What you should do: Every line in the listing is to be echoed verbatim.

Data in this exercise:
>> Begin
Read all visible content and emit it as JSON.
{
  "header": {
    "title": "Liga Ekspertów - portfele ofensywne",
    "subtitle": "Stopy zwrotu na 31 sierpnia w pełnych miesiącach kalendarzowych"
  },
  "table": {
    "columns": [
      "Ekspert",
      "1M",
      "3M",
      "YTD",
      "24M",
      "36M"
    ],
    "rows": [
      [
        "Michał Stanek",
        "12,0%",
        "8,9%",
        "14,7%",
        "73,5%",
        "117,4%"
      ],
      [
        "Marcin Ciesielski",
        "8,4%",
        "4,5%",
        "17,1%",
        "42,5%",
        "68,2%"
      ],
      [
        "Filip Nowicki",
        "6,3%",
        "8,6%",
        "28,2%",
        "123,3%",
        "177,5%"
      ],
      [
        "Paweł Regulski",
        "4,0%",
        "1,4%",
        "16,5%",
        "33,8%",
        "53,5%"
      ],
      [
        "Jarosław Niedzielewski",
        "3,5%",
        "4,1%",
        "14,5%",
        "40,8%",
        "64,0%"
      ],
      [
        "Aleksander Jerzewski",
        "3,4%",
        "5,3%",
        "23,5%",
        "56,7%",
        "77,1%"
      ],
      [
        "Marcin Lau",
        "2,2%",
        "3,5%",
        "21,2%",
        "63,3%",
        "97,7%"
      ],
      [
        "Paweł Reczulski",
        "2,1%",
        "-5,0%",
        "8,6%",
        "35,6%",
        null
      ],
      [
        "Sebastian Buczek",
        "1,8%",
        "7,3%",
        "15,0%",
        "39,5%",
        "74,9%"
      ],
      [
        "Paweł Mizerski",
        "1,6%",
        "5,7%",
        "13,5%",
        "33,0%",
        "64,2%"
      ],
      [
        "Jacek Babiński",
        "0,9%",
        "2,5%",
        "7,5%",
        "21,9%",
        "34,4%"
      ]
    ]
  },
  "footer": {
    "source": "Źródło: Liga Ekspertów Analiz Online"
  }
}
>> End
Task solution:
Read all visible content and emit it as JSON.
{
  "header": {
    "title": "Liga Ekspertów - portfele ofensywne",
    "subtitle": "Stopy zwrotu na 31 sierpnia w pełnych miesiącach kalendarzowych"
  },
  "table": {
    "columns": [
      "Ekspert",
      "1M",
      "3M",
      "YTD",
      "24M",
      "36M"
    ],
    "rows": [
      [
        "Michał Stanek",
        "12,0%",
        "8,9%",
        "14,7%",
        "73,5%",
        "117,4%"
      ],
      [
        "Marcin Ciesielski",
        "8,4%",
        "4,5%",
        "17,1%",
        "42,5%",
        "68,2%"
      ],
      [
        "Filip Nowicki",
        "6,3%",
        "8,6%",
        "28,2%",
        "123,3%",
        "177,5%"
      ],
      [
        "Paweł Regulski",
        "4,0%",
        "1,4%",
        "16,5%",
        "33,8%",
        "53,5%"
      ],
      [
        "Jarosław Niedzielewski",
        "3,5%",
        "4,1%",
        "14,5%",
        "40,8%",
        "64,0%"
      ],
      [
        "Aleksander Jerzewski",
        "3,4%",
        "5,3%",
        "23,5%",
        "56,7%",
        "77,1%"
      ],
      [
        "Marcin Lau",
        "2,2%",
        "3,5%",
        "21,2%",
        "63,3%",
        "97,7%"
      ],
      [
        "Paweł Reczulski",
        "2,1%",
        "-5,0%",
        "8,6%",
        "35,6%",
        null
      ],
      [
        "Sebastian Buczek",
        "1,8%",
        "7,3%",
        "15,0%",
        "39,5%",
        "74,9%"
      ],
      [
        "Paweł Mizerski",
        "1,6%",
        "5,7%",
        "13,5%",
        "33,0%",
        "64,2%"
      ],
      [
        "Jacek Babiński",
        "0,9%",
        "2,5%",
        "7,5%",
        "21,9%",
        "34,4%"
      ]
    ]
  },
  "footer": {
    "source": "Źródło: Liga Ekspertów Analiz Online"
  }
}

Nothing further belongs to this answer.